Work required >>
Count how many lines have the word "head" in them. Reply with that number by itself.

[Saved data entries]
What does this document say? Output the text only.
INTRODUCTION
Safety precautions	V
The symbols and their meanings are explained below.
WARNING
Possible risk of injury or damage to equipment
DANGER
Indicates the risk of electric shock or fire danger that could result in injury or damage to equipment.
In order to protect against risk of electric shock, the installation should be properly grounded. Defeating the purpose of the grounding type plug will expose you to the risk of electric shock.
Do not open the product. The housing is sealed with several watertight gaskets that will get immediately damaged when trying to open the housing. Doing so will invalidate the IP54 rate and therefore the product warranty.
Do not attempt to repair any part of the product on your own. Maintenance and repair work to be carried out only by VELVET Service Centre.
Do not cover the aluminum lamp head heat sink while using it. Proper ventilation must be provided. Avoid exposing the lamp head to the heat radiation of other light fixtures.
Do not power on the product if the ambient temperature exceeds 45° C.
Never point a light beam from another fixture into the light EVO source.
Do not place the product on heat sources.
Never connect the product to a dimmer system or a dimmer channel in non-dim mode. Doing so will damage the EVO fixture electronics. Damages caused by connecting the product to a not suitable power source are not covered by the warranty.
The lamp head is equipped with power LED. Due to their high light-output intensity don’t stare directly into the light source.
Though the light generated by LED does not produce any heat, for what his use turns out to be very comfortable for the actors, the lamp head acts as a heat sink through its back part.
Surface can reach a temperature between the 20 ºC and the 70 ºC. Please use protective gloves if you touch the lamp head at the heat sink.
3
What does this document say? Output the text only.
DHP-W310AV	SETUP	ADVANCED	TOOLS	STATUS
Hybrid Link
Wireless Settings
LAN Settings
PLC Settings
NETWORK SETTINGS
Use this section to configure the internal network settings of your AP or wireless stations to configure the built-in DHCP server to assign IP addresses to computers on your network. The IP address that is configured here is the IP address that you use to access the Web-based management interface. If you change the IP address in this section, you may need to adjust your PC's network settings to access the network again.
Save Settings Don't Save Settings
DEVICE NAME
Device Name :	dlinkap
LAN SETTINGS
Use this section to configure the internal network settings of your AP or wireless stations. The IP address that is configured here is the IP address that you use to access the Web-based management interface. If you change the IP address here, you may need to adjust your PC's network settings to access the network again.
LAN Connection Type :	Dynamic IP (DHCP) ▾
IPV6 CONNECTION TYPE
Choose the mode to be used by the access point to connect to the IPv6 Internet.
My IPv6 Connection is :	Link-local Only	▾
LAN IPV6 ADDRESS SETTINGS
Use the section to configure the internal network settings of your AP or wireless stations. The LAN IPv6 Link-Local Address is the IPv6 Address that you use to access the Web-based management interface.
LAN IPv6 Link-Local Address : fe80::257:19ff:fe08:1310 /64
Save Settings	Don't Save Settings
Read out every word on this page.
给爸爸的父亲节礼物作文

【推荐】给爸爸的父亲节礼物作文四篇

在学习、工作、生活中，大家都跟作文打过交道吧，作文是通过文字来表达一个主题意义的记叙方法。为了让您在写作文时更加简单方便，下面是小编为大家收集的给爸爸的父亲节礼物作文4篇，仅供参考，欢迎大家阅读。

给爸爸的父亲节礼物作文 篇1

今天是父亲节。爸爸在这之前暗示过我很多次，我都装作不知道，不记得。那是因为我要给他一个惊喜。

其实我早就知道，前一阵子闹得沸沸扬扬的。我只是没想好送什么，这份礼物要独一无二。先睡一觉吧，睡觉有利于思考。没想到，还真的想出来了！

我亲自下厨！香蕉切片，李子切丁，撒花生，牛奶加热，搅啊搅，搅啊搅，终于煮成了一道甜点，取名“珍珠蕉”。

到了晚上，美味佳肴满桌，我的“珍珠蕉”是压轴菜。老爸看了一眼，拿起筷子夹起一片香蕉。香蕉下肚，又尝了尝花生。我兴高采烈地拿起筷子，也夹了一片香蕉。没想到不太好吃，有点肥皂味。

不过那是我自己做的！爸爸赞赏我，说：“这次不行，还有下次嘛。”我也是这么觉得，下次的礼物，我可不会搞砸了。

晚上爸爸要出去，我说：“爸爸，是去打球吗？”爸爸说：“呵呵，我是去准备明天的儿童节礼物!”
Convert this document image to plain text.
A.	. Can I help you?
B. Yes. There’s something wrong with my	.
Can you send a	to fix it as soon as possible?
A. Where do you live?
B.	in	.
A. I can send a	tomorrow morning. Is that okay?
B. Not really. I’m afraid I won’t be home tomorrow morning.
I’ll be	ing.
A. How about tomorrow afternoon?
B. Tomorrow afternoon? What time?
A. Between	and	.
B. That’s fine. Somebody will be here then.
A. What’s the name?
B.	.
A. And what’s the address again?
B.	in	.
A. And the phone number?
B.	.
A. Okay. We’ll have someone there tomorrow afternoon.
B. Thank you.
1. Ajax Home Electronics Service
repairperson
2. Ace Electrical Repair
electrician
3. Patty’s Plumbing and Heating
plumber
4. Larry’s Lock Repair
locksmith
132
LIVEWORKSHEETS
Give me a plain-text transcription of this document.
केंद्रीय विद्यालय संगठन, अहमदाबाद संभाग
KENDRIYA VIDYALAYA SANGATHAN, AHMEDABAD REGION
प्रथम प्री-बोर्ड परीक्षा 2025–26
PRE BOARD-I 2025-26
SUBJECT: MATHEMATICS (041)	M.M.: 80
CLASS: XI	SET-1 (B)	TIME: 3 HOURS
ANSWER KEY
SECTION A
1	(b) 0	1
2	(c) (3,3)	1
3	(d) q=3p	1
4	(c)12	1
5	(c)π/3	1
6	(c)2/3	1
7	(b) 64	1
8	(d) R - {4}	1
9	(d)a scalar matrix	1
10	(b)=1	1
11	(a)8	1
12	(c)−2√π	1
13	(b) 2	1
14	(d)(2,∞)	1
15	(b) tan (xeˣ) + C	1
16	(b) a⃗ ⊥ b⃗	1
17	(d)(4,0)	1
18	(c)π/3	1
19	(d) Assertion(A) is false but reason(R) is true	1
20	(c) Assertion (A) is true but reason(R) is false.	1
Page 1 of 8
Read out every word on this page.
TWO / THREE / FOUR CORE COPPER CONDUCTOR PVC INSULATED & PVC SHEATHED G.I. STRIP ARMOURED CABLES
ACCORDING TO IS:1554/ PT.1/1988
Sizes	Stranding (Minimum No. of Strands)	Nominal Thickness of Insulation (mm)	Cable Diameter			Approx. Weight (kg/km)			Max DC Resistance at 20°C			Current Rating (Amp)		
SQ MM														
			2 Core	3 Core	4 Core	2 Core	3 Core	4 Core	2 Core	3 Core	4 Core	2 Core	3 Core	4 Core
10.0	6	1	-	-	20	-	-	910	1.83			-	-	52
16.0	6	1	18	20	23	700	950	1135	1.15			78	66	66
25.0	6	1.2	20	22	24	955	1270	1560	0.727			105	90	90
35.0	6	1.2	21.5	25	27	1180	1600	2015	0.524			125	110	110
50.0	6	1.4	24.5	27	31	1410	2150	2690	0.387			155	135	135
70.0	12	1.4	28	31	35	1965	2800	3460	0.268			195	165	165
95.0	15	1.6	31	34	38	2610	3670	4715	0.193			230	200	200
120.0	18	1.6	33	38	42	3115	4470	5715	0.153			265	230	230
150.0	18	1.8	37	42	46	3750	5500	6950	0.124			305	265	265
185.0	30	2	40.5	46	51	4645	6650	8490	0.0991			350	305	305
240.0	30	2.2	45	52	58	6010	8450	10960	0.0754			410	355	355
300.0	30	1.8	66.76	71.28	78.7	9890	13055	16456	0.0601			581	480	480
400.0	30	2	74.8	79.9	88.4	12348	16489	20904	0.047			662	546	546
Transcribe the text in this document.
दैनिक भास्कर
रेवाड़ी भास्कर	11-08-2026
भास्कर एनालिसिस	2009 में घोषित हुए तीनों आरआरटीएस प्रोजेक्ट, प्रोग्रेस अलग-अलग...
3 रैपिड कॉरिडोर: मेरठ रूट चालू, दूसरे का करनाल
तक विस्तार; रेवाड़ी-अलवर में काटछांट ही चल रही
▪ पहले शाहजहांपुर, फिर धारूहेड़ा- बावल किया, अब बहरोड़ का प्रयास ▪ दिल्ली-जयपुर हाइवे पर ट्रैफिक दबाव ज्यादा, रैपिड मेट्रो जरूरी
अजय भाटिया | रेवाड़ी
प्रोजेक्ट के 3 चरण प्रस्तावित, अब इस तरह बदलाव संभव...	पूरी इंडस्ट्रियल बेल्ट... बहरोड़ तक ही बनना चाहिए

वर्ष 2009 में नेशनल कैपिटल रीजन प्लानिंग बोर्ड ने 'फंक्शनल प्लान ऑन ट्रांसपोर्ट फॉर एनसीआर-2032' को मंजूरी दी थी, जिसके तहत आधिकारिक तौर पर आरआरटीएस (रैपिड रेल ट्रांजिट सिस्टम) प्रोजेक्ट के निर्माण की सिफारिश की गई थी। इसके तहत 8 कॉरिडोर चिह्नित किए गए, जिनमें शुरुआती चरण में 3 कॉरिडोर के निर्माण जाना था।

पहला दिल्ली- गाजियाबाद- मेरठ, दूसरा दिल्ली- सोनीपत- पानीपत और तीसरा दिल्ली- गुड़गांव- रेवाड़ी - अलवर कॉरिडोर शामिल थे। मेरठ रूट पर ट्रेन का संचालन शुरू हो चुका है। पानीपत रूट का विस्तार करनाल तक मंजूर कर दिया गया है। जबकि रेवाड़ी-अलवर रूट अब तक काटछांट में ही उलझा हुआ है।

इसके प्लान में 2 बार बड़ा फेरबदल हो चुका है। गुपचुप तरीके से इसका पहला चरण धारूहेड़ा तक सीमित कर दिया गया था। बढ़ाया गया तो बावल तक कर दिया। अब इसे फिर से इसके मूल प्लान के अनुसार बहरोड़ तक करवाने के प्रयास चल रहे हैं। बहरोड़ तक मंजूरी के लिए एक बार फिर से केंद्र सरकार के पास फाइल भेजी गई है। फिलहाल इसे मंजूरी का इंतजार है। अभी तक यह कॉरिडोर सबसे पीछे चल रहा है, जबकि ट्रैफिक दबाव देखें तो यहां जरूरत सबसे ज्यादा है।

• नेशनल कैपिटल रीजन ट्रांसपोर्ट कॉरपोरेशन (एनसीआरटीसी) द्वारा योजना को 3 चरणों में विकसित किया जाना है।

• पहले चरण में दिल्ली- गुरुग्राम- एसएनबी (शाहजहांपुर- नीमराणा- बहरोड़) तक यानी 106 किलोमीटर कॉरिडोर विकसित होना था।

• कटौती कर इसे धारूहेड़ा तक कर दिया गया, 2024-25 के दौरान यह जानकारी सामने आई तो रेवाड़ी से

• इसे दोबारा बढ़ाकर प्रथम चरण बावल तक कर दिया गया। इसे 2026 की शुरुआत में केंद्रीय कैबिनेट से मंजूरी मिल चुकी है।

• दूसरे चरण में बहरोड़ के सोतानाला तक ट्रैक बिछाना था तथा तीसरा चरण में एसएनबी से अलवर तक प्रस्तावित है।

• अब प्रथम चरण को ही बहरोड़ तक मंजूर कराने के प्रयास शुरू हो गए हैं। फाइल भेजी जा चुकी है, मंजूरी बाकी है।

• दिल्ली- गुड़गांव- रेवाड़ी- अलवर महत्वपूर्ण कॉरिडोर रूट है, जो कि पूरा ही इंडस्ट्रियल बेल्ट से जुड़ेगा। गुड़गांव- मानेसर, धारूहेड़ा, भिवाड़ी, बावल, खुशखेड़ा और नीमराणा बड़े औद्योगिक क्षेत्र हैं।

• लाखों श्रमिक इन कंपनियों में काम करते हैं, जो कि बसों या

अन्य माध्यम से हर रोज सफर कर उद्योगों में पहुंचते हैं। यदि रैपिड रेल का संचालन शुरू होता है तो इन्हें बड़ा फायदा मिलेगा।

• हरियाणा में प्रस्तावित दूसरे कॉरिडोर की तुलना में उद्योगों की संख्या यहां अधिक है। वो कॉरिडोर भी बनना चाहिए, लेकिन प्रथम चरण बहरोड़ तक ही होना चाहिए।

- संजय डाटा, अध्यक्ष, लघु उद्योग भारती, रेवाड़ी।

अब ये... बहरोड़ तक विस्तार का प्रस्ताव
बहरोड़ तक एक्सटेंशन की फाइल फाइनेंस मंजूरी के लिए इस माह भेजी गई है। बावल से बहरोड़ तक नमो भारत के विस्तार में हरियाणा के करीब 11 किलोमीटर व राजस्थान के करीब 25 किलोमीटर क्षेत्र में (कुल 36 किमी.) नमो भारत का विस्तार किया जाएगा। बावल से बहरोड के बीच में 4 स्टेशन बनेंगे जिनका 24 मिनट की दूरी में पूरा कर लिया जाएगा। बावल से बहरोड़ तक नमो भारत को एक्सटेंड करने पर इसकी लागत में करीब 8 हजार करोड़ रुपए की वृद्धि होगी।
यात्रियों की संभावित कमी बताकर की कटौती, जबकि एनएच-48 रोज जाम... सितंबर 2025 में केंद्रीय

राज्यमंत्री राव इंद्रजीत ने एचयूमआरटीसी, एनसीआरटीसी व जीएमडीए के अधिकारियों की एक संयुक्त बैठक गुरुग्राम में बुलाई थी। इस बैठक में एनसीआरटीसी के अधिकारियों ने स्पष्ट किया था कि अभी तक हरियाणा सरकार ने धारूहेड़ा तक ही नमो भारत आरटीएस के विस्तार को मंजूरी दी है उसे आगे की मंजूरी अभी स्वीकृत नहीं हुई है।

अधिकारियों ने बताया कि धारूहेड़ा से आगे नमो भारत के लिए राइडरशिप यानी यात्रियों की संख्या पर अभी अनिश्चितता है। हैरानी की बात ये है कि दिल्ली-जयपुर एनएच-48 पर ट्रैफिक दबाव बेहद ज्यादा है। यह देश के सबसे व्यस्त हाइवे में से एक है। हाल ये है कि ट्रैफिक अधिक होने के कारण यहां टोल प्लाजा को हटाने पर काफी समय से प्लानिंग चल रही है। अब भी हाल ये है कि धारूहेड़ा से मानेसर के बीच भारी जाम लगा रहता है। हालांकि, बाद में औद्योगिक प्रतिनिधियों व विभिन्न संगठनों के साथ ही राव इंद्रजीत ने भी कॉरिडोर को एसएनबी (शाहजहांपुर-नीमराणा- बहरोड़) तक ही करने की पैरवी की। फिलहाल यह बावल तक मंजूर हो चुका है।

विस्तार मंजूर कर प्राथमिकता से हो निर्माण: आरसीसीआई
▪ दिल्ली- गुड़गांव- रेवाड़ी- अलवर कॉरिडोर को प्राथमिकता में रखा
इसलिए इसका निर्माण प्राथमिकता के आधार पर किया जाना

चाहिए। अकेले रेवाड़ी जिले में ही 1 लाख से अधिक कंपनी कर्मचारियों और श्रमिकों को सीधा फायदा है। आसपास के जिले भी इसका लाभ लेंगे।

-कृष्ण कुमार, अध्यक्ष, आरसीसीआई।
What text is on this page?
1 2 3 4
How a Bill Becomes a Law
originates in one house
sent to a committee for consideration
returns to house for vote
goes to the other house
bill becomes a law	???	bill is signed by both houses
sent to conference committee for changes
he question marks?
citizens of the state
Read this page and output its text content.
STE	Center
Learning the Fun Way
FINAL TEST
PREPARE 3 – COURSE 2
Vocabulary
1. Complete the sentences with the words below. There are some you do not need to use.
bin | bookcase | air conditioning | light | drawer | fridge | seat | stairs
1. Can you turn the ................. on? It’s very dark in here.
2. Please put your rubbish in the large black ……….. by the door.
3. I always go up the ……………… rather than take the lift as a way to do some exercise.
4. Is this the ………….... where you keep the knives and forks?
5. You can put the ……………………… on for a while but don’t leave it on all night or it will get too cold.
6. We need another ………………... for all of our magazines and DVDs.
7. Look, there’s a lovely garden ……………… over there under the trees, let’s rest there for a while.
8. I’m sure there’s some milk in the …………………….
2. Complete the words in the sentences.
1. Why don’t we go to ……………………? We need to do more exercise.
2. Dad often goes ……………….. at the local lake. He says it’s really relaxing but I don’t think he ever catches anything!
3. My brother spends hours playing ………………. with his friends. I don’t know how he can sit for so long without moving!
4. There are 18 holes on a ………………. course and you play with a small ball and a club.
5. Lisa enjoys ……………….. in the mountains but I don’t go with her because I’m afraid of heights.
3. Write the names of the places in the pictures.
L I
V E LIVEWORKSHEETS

Written reply >>
4